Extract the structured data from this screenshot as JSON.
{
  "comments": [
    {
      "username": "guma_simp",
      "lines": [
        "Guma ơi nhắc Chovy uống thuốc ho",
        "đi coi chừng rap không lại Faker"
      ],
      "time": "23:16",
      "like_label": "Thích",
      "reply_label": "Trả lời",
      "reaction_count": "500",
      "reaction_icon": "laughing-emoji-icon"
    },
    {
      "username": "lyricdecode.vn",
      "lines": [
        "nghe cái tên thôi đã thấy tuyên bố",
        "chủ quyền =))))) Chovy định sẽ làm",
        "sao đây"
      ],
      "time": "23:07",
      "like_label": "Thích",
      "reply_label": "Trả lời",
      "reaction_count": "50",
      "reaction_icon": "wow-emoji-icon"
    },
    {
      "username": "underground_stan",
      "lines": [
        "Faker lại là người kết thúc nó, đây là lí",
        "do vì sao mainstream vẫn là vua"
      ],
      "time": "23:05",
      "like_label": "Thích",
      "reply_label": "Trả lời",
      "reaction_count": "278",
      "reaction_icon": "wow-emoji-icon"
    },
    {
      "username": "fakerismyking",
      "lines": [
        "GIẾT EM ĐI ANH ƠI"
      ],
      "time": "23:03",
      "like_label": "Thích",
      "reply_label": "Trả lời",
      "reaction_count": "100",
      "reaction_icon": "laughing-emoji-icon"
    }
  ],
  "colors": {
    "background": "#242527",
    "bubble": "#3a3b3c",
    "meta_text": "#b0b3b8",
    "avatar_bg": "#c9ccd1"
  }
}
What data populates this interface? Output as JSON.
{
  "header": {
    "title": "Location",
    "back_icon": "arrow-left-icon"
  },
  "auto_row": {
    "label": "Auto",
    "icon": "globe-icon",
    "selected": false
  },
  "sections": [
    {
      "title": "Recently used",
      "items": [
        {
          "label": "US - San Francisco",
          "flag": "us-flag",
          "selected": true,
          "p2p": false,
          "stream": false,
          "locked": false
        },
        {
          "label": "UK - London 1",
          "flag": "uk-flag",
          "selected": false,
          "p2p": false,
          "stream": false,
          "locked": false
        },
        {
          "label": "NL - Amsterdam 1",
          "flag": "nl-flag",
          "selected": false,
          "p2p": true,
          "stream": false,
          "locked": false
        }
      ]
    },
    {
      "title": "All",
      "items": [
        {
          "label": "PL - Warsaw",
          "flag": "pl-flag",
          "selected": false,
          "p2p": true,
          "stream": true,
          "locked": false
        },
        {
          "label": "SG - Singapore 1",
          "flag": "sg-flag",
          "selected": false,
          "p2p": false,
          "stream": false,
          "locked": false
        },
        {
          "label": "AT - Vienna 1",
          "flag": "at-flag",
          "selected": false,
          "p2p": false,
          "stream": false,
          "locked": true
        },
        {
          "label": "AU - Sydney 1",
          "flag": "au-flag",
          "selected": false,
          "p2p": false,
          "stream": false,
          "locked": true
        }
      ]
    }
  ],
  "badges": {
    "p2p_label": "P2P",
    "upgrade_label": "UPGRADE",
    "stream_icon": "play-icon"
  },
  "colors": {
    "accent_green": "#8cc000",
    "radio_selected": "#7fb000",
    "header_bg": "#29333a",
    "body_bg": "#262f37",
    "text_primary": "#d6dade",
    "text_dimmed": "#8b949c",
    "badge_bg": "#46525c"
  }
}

Written task. From the records above, extract everything verbatim.

Response for this exercise.
Extract the structured data from this screenshot as JSON.
{
  "comments": [
    {
      "username": "guma_simp",
      "lines": [
        "Guma ơi nhắc Chovy uống thuốc ho",
        "đi coi chừng rap không lại Faker"
      ],
      "time": "23:16",
      "like_label": "Thích",
      "reply_label": "Trả lời",
      "reaction_count": "500",
      "reaction_icon": "laughing-emoji-icon"
    },
    {
      "username": "lyricdecode.vn",
      "lines": [
        "nghe cái tên thôi đã thấy tuyên bố",
        "chủ quyền =))))) Chovy định sẽ làm",
        "sao đây"
      ],
      "time": "23:07",
      "like_label": "Thích",
      "reply_label": "Trả lời",
      "reaction_count": "50",
      "reaction_icon": "wow-emoji-icon"
    },
    {
      "username": "underground_stan",
      "lines": [
        "Faker lại là người kết thúc nó, đây là lí",
        "do vì sao mainstream vẫn là vua"
      ],
      "time": "23:05",
      "like_label": "Thích",
      "reply_label": "Trả lời",
      "reaction_count": "278",
      "reaction_icon": "wow-emoji-icon"
    },
    {
      "username": "fakerismyking",
      "lines": [
        "GIẾT EM ĐI ANH ƠI"
      ],
      "time": "23:03",
      "like_label": "Thích",
      "reply_label": "Trả lời",
      "reaction_count": "100",
      "reaction_icon": "laughing-emoji-icon"
    }
  ],
  "colors": {
    "background": "#242527",
    "bubble": "#3a3b3c",
    "meta_text": "#b0b3b8",
    "avatar_bg": "#c9ccd1"
  }
}
What data populates this interface? Output as JSON.
{
  "header": {
    "title": "Location",
    "back_icon": "arrow-left-icon"
  },
  "auto_row": {
    "label": "Auto",
    "icon": "globe-icon",
    "selected": false
  },
  "sections": [
    {
      "title": "Recently used",
      "items": [
        {
          "label": "US - San Francisco",
          "flag": "us-flag",
          "selected": true,
          "p2p": false,
          "stream": false,
          "locked": false
        },
        {
          "label": "UK - London 1",
          "flag": "uk-flag",
          "selected": false,
          "p2p": false,
          "stream": false,
          "locked": false
        },
        {
          "label": "NL - Amsterdam 1",
          "flag": "nl-flag",
          "selected": false,
          "p2p": true,
          "stream": false,
          "locked": false
        }
      ]
    },
    {
      "title": "All",
      "items": [
        {
          "label": "PL - Warsaw",
          "flag": "pl-flag",
          "selected": false,
          "p2p": true,
          "stream": true,
          "locked": false
        },
        {
          "label": "SG - Singapore 1",
          "flag": "sg-flag",
          "selected": false,
          "p2p": false,
          "stream": false,
          "locked": false
        },
        {
          "label": "AT - Vienna 1",
          "flag": "at-flag",
          "selected": false,
          "p2p": false,
          "stream": false,
          "locked": true
        },
        {
          "label": "AU - Sydney 1",
          "flag": "au-flag",
          "selected": false,
          "p2p": false,
          "stream": false,
          "locked": true
        }
      ]
    }
  ],
  "badges": {
    "p2p_label": "P2P",
    "upgrade_label": "UPGRADE",
    "stream_icon": "play-icon"
  },
  "colors": {
    "accent_green": "#8cc000",
    "radio_selected": "#7fb000",
    "header_bg": "#29333a",
    "body_bg": "#262f37",
    "text_primary": "#d6dade",
    "text_dimmed": "#8b949c",
    "badge_bg": "#46525c"
  }
}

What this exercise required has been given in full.